What to work on — Extract the entries below, from their first line through the line containing "List UI elements", and reproduce each line unchanged.
——
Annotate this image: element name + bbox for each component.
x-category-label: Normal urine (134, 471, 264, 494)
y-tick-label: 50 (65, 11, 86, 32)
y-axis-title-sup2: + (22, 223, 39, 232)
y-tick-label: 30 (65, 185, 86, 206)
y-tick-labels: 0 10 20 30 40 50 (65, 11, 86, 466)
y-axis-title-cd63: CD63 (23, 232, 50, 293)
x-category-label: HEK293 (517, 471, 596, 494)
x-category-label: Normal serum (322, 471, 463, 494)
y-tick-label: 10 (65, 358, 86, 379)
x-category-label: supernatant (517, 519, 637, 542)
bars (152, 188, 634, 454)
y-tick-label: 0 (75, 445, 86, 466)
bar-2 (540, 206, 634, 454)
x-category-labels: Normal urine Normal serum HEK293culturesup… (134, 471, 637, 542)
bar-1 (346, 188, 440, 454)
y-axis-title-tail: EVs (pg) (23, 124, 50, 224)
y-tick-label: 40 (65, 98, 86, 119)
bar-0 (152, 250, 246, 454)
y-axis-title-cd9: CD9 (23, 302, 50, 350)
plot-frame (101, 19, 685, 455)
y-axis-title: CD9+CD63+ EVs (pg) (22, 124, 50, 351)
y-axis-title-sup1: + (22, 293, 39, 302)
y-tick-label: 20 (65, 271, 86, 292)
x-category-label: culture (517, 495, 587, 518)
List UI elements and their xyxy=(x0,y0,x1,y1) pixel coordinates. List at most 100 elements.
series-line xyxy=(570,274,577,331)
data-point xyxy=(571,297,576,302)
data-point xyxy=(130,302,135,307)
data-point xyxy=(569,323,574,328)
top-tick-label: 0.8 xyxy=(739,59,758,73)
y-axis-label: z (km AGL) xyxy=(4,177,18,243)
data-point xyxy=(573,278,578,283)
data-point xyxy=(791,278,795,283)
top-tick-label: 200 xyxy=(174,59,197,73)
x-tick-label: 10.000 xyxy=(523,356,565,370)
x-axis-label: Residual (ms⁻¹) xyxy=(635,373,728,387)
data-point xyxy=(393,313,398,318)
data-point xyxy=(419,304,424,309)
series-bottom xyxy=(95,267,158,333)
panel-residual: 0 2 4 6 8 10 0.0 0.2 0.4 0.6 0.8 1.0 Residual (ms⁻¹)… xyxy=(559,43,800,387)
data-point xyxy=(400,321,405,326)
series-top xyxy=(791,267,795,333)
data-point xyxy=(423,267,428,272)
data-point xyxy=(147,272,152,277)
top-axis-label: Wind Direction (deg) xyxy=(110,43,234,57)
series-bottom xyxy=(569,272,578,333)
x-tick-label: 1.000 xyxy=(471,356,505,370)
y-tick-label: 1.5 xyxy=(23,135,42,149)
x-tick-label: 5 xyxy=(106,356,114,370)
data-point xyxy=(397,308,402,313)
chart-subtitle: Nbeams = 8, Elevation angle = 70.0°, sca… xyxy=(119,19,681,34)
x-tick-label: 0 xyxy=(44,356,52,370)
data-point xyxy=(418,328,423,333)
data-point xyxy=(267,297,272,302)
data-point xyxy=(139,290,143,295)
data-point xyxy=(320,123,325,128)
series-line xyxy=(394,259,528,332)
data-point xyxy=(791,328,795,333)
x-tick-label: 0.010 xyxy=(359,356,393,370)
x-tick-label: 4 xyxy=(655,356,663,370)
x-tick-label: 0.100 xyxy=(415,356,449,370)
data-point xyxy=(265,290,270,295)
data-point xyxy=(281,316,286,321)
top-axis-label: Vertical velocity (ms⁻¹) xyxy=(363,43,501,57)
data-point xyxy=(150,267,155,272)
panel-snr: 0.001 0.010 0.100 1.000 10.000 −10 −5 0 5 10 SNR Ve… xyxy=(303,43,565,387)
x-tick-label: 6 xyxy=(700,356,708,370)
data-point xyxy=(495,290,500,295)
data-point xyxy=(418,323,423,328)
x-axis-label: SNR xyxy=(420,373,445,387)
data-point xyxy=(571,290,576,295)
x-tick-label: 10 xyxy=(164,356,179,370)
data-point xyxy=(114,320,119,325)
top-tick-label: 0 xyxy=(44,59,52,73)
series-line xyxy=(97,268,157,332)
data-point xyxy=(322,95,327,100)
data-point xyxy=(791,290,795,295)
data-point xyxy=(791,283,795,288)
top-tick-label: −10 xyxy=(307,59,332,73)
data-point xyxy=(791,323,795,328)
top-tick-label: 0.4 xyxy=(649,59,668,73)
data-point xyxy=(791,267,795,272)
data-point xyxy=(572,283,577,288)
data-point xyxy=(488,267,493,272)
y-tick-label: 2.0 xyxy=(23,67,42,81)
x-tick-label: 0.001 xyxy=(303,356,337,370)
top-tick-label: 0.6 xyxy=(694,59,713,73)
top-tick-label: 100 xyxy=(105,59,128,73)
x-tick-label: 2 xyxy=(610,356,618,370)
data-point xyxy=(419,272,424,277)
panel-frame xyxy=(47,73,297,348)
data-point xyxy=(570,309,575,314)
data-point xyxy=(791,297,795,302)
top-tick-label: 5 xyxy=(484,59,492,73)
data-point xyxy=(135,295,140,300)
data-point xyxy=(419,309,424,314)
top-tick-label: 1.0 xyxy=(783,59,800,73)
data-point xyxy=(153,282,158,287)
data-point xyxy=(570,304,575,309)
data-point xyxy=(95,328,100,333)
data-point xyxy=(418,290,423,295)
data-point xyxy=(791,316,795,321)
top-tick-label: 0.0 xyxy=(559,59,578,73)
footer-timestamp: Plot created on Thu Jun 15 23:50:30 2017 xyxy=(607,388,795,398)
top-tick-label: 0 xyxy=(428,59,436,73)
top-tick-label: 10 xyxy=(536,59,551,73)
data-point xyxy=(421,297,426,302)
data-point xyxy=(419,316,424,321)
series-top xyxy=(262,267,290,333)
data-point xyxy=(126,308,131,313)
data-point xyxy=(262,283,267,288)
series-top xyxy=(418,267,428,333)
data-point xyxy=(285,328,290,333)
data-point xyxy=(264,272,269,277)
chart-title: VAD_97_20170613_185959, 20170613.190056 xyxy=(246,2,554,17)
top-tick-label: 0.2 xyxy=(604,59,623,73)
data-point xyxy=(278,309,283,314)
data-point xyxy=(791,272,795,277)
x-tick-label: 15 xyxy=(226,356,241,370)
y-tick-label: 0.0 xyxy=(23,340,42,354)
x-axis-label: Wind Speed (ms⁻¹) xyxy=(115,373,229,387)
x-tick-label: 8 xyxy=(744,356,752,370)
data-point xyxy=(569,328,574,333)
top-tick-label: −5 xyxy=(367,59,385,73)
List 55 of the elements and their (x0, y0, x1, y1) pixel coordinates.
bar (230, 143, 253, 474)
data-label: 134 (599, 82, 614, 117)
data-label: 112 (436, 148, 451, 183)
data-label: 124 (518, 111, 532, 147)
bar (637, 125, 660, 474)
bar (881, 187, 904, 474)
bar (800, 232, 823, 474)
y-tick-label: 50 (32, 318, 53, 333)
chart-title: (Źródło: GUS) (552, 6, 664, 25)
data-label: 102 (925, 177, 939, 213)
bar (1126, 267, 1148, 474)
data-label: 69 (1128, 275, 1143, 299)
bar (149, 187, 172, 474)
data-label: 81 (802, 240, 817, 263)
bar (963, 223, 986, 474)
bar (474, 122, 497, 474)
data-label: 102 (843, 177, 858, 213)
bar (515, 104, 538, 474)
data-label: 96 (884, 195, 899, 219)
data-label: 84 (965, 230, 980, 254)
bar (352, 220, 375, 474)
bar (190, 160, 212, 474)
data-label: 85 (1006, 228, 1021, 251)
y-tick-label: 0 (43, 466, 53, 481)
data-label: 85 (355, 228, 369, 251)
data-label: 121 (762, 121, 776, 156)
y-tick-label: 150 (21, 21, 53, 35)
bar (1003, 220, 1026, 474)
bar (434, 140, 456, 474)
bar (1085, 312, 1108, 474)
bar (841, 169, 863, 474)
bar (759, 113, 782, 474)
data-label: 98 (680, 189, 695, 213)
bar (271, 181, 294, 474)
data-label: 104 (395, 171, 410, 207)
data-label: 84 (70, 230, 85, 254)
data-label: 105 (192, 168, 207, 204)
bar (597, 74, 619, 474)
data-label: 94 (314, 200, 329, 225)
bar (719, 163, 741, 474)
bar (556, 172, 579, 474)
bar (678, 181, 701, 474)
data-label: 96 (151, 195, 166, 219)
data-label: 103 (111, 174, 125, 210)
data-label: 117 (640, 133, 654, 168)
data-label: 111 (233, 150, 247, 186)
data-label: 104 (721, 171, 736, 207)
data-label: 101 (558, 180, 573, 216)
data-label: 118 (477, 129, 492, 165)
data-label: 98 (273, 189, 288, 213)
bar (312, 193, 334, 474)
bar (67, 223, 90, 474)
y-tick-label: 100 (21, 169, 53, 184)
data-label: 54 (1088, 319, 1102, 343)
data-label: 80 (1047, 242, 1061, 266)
——
Result —
Annotate this image: element name + bbox for each component.
x-category-label: Normal urine (134, 471, 264, 494)
y-tick-label: 50 (65, 11, 86, 32)
y-axis-title-sup2: + (22, 223, 39, 232)
y-tick-label: 30 (65, 185, 86, 206)
y-tick-labels: 0 10 20 30 40 50 (65, 11, 86, 466)
y-axis-title-cd63: CD63 (23, 232, 50, 293)
x-category-label: HEK293 (517, 471, 596, 494)
x-category-label: Normal serum (322, 471, 463, 494)
y-tick-label: 10 (65, 358, 86, 379)
x-category-label: supernatant (517, 519, 637, 542)
bars (152, 188, 634, 454)
y-tick-label: 0 (75, 445, 86, 466)
bar-2 (540, 206, 634, 454)
x-category-labels: Normal urine Normal serum HEK293culturesup… (134, 471, 637, 542)
bar-1 (346, 188, 440, 454)
y-axis-title-tail: EVs (pg) (23, 124, 50, 224)
y-tick-label: 40 (65, 98, 86, 119)
bar-0 (152, 250, 246, 454)
y-axis-title-cd9: CD9 (23, 302, 50, 350)
plot-frame (101, 19, 685, 455)
y-axis-title: CD9+CD63+ EVs (pg) (22, 124, 50, 351)
y-axis-title-sup1: + (22, 293, 39, 302)
y-tick-label: 20 (65, 271, 86, 292)
x-category-label: culture (517, 495, 587, 518)
List UI elements and their xyxy=(x0,y0,x1,y1) pixel coordinates. List at most 100 elements.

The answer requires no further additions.